Collected data entries
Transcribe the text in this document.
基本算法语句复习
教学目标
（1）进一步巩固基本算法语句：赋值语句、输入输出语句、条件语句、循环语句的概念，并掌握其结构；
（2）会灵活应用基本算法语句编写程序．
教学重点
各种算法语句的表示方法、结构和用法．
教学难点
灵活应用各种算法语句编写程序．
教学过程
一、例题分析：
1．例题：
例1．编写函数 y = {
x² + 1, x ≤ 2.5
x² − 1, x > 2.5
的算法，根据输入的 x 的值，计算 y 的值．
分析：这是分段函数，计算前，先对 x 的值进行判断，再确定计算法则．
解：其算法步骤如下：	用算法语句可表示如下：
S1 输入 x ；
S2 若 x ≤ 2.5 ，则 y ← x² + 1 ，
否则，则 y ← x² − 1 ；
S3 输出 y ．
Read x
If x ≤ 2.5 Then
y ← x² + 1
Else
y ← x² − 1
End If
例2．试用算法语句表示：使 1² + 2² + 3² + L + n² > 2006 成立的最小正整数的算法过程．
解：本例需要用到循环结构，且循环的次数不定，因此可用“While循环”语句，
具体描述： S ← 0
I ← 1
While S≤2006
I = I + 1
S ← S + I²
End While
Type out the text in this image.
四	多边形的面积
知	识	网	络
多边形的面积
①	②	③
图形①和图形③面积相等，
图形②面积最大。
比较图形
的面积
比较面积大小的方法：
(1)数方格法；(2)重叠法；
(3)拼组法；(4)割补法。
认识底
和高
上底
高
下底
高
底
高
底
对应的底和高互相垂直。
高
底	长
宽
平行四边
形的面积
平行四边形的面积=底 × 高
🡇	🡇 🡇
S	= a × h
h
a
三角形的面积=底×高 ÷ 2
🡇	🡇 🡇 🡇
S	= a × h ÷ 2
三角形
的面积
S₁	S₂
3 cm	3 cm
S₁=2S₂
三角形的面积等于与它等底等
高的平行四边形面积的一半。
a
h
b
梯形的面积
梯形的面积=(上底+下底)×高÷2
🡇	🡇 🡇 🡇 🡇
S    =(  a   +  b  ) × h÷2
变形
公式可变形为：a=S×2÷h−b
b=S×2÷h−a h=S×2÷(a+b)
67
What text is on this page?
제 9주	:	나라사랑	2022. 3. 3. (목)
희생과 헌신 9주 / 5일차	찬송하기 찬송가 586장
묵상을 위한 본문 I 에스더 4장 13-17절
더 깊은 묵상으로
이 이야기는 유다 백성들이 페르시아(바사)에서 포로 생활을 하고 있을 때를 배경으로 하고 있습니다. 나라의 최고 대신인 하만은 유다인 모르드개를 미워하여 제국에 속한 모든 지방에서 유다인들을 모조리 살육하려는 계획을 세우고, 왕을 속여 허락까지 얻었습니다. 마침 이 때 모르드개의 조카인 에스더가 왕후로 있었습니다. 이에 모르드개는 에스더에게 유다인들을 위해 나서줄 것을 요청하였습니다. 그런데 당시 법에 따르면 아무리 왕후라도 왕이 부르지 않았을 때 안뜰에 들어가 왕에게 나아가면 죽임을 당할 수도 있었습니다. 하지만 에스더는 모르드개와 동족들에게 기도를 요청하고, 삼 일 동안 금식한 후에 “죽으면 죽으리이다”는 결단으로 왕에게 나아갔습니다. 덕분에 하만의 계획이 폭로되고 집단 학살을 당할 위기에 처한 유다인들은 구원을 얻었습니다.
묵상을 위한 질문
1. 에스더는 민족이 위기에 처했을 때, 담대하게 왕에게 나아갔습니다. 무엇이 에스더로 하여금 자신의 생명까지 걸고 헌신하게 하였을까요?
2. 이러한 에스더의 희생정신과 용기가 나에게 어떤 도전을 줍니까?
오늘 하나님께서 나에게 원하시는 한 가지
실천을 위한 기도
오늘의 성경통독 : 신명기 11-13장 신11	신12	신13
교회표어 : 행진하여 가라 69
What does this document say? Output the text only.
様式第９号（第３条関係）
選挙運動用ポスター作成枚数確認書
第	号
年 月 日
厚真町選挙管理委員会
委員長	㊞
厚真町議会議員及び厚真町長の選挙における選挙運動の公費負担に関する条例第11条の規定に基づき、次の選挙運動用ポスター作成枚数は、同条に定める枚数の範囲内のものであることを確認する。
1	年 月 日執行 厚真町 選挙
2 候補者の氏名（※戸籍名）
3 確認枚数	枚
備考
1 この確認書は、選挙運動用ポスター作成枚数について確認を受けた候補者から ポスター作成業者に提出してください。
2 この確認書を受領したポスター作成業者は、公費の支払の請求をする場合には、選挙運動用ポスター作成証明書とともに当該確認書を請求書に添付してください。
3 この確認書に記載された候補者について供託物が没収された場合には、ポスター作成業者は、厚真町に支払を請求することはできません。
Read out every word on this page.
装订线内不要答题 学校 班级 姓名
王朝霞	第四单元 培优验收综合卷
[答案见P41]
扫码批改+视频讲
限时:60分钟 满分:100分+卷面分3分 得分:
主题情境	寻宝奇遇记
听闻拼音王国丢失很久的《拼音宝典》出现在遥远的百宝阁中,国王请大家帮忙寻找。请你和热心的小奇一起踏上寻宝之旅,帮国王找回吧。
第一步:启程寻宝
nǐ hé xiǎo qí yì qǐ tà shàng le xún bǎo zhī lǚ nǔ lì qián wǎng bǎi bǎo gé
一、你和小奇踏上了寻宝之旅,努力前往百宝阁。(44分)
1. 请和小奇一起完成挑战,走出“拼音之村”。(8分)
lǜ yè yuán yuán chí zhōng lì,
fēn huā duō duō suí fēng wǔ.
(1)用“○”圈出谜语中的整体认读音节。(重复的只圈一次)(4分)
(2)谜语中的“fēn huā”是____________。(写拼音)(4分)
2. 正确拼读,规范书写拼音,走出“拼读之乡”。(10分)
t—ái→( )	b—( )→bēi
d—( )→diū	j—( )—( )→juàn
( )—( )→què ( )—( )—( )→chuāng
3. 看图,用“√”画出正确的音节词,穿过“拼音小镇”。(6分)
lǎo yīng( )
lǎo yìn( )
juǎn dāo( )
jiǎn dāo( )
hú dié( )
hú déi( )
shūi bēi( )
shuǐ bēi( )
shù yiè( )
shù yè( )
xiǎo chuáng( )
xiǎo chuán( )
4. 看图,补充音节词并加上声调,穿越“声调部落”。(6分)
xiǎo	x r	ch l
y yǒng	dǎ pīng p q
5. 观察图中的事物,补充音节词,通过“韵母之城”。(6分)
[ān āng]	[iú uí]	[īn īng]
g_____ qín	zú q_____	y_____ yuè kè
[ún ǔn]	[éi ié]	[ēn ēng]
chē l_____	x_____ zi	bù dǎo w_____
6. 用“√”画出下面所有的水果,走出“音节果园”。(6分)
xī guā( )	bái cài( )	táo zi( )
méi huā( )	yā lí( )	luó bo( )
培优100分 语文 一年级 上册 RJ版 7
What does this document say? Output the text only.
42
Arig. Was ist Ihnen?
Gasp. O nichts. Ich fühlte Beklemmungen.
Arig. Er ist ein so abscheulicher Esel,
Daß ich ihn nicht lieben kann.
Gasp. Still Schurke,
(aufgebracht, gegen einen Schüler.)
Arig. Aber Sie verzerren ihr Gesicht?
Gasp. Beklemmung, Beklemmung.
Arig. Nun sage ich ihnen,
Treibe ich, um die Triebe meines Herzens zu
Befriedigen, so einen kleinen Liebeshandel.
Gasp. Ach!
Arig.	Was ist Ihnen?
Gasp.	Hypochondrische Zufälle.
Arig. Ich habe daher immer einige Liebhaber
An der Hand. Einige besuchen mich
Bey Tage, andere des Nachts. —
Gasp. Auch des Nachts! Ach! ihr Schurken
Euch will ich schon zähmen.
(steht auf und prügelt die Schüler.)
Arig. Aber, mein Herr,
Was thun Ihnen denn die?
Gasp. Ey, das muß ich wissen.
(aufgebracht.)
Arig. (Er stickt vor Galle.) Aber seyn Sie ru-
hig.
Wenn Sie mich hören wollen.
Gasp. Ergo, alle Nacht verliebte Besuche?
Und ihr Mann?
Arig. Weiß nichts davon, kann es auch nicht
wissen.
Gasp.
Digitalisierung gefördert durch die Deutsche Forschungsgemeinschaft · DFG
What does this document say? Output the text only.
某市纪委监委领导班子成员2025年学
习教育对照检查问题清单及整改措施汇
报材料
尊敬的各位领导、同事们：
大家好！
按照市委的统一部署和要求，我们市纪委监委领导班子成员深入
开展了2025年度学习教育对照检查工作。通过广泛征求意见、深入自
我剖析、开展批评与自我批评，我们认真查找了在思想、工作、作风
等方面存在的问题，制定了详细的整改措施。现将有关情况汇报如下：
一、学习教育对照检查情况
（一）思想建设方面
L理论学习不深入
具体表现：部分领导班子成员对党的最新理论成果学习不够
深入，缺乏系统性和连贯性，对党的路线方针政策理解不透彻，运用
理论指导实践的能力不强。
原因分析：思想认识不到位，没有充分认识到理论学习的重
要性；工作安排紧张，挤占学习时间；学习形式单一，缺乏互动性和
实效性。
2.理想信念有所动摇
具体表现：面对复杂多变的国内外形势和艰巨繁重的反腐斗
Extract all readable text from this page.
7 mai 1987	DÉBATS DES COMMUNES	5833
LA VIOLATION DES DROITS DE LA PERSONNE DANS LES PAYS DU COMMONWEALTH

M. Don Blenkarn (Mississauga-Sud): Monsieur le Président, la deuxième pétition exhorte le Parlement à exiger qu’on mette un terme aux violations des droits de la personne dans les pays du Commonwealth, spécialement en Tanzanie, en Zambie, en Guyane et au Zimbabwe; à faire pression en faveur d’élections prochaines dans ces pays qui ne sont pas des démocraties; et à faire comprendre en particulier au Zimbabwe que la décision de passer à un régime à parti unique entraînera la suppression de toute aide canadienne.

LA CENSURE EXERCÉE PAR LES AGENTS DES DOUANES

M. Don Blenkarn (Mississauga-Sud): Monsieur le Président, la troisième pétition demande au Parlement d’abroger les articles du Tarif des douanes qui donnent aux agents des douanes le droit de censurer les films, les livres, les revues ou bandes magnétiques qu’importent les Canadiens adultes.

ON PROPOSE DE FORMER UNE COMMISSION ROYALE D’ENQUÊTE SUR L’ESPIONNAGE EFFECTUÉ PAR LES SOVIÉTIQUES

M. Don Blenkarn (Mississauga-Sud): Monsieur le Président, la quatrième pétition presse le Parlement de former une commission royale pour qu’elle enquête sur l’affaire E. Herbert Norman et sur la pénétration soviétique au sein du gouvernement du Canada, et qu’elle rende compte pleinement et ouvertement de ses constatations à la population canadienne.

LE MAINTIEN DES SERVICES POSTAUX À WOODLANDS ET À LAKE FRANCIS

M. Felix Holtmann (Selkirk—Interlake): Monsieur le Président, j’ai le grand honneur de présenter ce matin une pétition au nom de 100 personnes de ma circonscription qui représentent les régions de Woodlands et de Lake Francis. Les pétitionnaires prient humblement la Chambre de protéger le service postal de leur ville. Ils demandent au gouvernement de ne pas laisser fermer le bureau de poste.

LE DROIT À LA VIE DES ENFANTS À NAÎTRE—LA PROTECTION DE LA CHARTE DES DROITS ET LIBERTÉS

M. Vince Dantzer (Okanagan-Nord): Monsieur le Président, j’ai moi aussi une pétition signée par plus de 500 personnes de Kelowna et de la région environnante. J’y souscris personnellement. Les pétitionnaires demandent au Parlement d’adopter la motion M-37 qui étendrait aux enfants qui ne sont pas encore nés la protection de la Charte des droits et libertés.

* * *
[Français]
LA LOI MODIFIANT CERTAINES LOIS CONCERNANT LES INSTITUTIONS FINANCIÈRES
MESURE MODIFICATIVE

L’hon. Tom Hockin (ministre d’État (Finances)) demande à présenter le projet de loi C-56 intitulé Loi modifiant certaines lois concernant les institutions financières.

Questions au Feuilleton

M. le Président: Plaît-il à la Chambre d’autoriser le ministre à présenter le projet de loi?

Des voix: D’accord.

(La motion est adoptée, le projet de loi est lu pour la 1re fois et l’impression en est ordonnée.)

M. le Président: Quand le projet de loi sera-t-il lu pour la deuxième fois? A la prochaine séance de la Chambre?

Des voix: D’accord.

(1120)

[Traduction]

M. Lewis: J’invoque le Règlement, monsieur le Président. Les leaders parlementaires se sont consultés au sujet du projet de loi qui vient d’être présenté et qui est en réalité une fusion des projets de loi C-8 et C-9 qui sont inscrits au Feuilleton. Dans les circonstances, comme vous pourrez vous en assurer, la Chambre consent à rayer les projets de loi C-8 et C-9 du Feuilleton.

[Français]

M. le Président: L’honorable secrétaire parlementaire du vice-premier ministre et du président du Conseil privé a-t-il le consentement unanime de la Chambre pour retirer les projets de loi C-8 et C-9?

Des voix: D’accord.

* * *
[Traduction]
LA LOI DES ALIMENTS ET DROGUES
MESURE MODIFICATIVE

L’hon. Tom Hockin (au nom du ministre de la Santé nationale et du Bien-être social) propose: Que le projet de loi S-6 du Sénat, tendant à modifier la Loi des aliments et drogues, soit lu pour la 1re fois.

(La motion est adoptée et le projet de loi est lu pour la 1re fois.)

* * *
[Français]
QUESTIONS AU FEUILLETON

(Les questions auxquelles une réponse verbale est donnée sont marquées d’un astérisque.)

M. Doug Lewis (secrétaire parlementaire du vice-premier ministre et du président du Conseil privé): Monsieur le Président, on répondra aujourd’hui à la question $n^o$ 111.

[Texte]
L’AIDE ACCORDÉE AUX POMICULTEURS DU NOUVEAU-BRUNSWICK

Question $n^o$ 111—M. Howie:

# The problem
Say how many lines in this listing hold the string "gouvernement", giving the count and nothing more.

# Full output
2